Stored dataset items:
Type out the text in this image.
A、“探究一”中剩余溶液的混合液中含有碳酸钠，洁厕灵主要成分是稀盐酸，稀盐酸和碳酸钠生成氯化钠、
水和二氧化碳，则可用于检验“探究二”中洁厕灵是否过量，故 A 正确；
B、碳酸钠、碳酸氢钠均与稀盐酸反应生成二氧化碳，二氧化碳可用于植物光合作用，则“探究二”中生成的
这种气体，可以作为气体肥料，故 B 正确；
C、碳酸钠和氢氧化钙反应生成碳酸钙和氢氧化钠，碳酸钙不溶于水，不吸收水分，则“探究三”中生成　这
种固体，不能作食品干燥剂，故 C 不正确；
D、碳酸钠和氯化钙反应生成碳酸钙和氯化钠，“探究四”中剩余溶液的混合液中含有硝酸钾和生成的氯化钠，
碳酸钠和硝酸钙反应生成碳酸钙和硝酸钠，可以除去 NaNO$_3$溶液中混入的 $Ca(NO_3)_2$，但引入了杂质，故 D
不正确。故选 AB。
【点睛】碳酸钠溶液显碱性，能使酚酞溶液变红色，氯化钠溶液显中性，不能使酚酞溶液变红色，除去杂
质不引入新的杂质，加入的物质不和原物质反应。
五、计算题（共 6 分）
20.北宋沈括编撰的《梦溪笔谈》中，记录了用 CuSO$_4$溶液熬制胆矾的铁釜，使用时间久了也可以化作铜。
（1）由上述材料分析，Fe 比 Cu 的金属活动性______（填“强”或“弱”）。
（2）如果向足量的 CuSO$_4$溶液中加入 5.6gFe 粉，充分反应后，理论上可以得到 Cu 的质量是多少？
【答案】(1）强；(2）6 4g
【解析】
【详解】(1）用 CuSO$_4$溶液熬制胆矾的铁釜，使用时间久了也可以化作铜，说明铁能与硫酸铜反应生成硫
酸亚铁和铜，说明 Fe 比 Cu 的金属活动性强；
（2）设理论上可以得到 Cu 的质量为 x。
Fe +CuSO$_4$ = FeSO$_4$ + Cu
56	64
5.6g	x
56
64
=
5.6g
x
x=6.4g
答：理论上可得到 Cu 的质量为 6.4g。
---
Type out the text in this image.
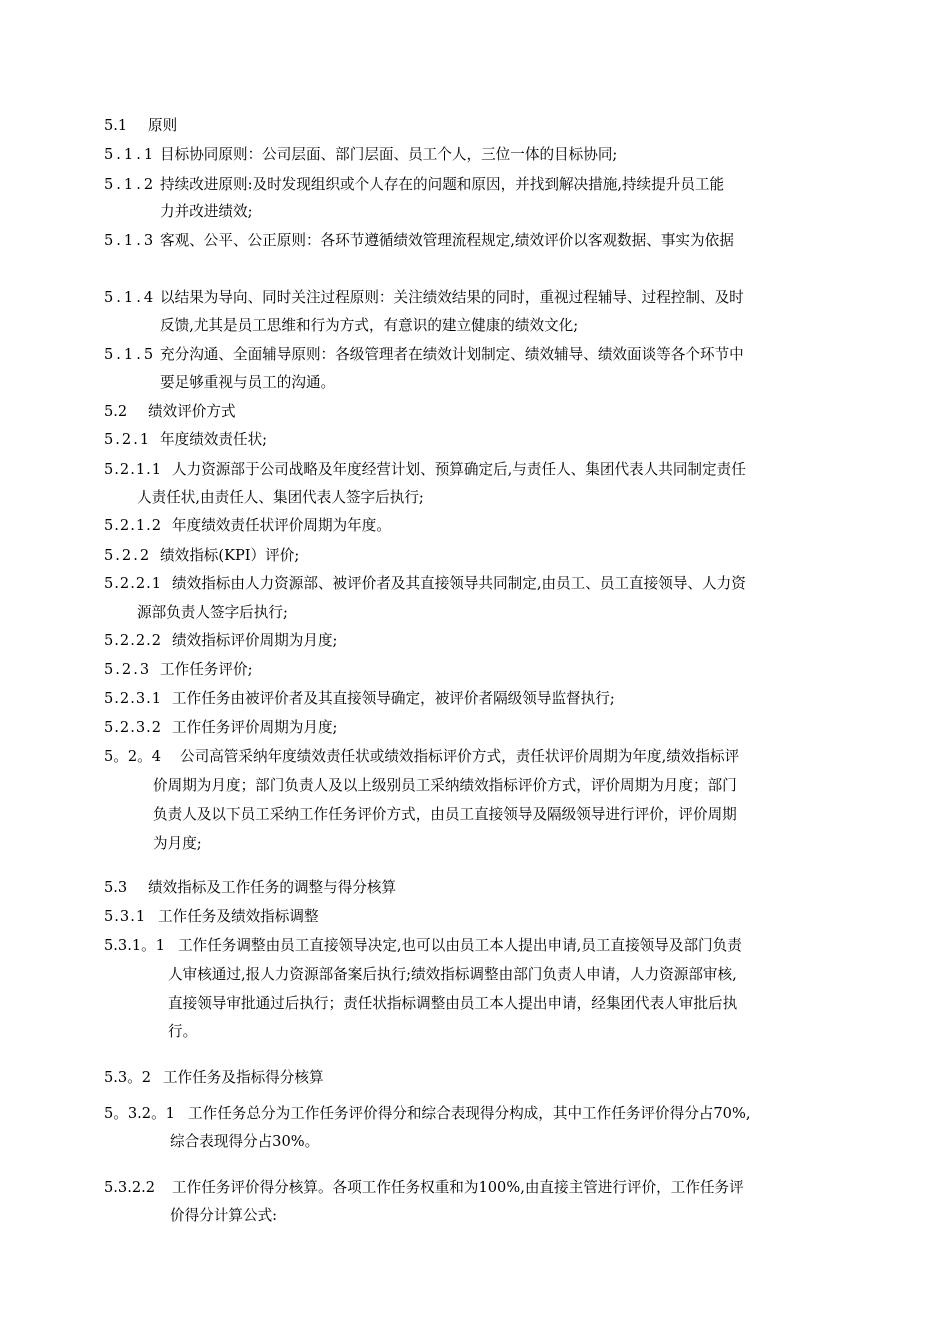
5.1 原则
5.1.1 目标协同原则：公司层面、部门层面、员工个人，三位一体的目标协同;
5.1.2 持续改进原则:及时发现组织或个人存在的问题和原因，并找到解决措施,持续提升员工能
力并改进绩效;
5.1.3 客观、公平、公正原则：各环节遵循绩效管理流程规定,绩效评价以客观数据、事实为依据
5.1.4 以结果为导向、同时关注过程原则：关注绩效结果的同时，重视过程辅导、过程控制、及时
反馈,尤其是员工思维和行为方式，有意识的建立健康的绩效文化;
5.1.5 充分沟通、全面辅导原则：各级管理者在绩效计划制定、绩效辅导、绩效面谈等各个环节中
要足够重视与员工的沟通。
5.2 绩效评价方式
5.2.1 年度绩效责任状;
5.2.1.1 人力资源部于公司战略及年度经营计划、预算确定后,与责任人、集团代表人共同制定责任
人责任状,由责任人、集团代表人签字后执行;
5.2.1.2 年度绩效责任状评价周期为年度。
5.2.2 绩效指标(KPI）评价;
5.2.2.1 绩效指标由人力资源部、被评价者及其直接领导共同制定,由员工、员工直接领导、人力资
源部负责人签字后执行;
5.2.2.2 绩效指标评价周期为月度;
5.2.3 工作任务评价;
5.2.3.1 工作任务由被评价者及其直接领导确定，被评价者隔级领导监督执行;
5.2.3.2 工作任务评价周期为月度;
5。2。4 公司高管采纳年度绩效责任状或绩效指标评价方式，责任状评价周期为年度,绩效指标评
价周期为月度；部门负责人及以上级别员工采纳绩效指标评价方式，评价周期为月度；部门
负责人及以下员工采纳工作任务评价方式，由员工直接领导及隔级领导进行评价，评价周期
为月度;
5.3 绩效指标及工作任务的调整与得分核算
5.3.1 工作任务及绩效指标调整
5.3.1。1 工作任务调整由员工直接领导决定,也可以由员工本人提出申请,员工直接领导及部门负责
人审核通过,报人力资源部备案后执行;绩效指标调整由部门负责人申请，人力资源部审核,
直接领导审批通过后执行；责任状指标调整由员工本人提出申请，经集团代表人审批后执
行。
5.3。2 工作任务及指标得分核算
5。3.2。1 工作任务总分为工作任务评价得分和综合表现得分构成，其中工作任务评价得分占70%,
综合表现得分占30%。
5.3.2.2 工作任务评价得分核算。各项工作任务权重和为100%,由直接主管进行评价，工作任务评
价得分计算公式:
...
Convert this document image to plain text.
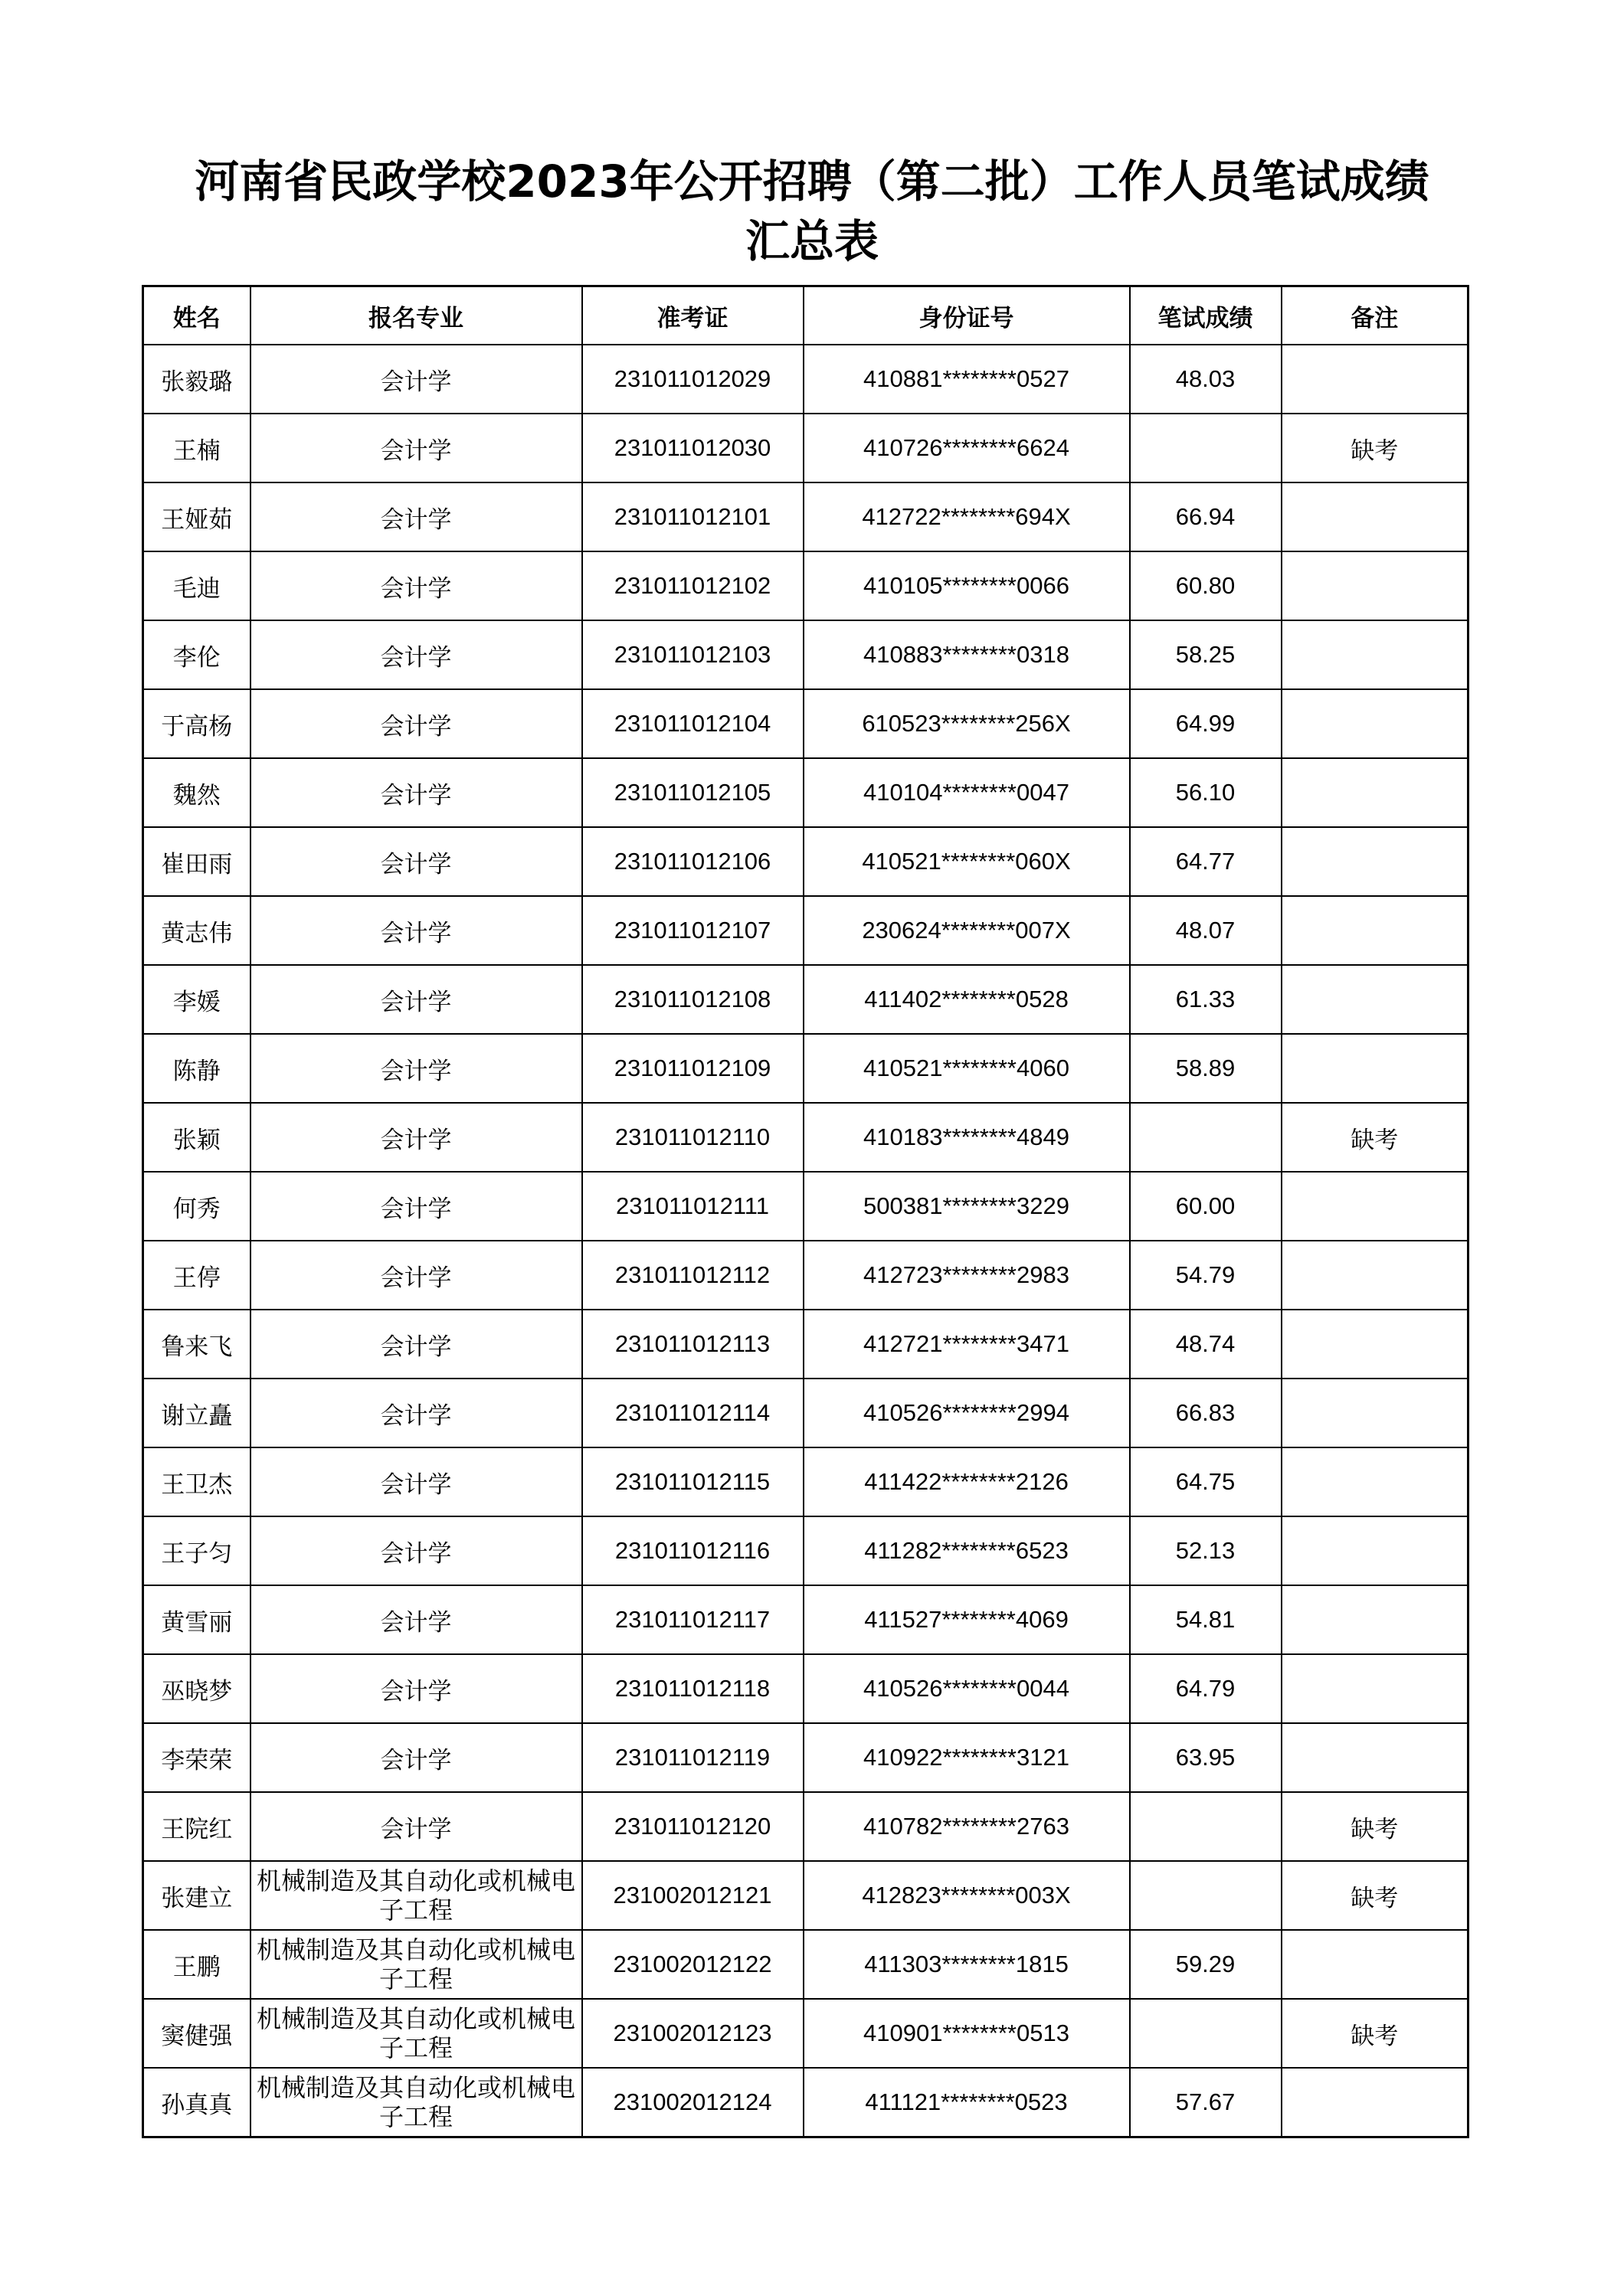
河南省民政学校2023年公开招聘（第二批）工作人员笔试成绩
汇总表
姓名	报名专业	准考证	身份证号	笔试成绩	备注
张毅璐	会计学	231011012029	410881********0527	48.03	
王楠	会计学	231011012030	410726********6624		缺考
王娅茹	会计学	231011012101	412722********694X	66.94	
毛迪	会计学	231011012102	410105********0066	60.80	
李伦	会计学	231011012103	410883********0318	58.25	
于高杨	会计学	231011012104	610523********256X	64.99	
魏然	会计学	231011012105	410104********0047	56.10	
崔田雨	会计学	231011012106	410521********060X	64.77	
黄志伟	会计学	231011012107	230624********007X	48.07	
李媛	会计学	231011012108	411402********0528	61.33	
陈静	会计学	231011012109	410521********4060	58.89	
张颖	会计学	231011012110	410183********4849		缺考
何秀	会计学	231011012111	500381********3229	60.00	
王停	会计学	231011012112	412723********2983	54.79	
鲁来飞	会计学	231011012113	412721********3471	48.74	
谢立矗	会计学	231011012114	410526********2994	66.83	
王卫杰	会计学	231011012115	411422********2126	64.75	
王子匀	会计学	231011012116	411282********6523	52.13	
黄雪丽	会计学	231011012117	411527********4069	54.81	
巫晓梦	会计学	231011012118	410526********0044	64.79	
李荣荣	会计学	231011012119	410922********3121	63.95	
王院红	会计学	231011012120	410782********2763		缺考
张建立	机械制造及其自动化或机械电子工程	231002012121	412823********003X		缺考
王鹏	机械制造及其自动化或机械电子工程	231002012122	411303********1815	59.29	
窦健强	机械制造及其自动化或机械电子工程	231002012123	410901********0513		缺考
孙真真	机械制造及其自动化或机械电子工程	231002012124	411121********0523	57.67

# The task
Copy out all lines where the word "使用时间久了也可以化作铜" appears.

# Result for this exercise
20.北宋沈括编撰的《梦溪笔谈》中，记录了用 CuSO$_4$溶液熬制胆矾的铁釜，使用时间久了也可以化作铜。
【详解】(1）用 CuSO$_4$溶液熬制胆矾的铁釜，使用时间久了也可以化作铜，说明铁能与硫酸铜反应生成硫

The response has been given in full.